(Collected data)
-----

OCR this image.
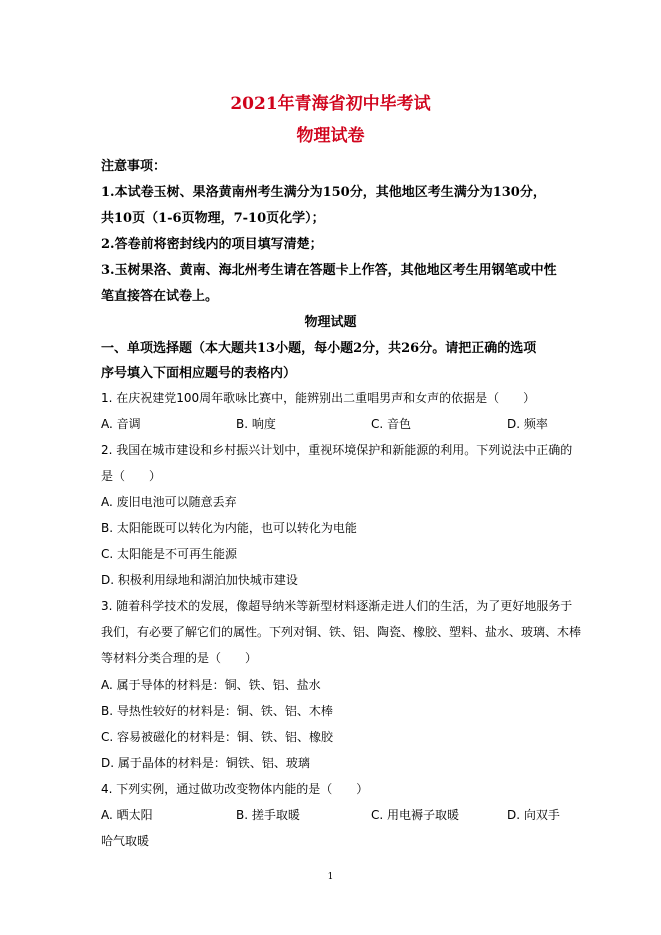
2021年青海省初中毕考试
物理试卷
注意事项：
1.本试卷玉树、果洛黄南州考生满分为150分，其他地区考生满分为130分，
共10页（1-6页物理，7-10页化学）；
2.答卷前将密封线内的项目填写清楚；
3.玉树果洛、黄南、海北州考生请在答题卡上作答，其他地区考生用钢笔或中性
笔直接答在试卷上。
物理试题
一、单项选择题（本大题共13小题，每小题2分，共26分。请把正确的选项
序号填入下面相应题号的表格内）
1. 在庆祝建党100周年歌咏比赛中，能辨别出二重唱男声和女声的依据是（　　）
A. 音调	B. 响度	C. 音色	D. 频率
2. 我国在城市建设和乡村振兴计划中，重视环境保护和新能源的利用。下列说法中正确的
是（　　）
A. 废旧电池可以随意丢弃
B. 太阳能既可以转化为内能，也可以转化为电能
C. 太阳能是不可再生能源
D. 积极利用绿地和湖泊加快城市建设
3. 随着科学技术的发展，像超导纳米等新型材料逐渐走进人们的生活，为了更好地服务于
我们，有必要了解它们的属性。下列对铜、铁、铝、陶瓷、橡胶、塑料、盐水、玻璃、木棒
等材料分类合理的是（　　）
A. 属于导体的材料是：铜、铁、铝、盐水
B. 导热性较好的材料是：铜、铁、铝、木棒
C. 容易被磁化的材料是：铜、铁、铝、橡胶
D. 属于晶体的材料是：铜铁、铝、玻璃
4. 下列实例，通过做功改变物体内能的是（　　）
A. 晒太阳	B. 搓手取暖	C. 用电褥子取暖	D. 向双手
哈气取暖
1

-----

#### [DIRECTIONS FOR THIS TASK]
Print all of the records shown above exactly, leaving out each picture.

#### [EXPECTED OUTPUT]
OCR this image.
2021年青海省初中毕考试
物理试卷
注意事项：
1.本试卷玉树、果洛黄南州考生满分为150分，其他地区考生满分为130分，
共10页（1-6页物理，7-10页化学）；
2.答卷前将密封线内的项目填写清楚；
3.玉树果洛、黄南、海北州考生请在答题卡上作答，其他地区考生用钢笔或中性
笔直接答在试卷上。
物理试题
一、单项选择题（本大题共13小题，每小题2分，共26分。请把正确的选项
序号填入下面相应题号的表格内）
1. 在庆祝建党100周年歌咏比赛中，能辨别出二重唱男声和女声的依据是（　　）
A. 音调	B. 响度	C. 音色	D. 频率
2. 我国在城市建设和乡村振兴计划中，重视环境保护和新能源的利用。下列说法中正确的
是（　　）
A. 废旧电池可以随意丢弃
B. 太阳能既可以转化为内能，也可以转化为电能
C. 太阳能是不可再生能源
D. 积极利用绿地和湖泊加快城市建设
3. 随着科学技术的发展，像超导纳米等新型材料逐渐走进人们的生活，为了更好地服务于
我们，有必要了解它们的属性。下列对铜、铁、铝、陶瓷、橡胶、塑料、盐水、玻璃、木棒
等材料分类合理的是（　　）
A. 属于导体的材料是：铜、铁、铝、盐水
B. 导热性较好的材料是：铜、铁、铝、木棒
C. 容易被磁化的材料是：铜、铁、铝、橡胶
D. 属于晶体的材料是：铜铁、铝、玻璃
4. 下列实例，通过做功改变物体内能的是（　　）
A. 晒太阳	B. 搓手取暖	C. 用电褥子取暖	D. 向双手
哈气取暖
1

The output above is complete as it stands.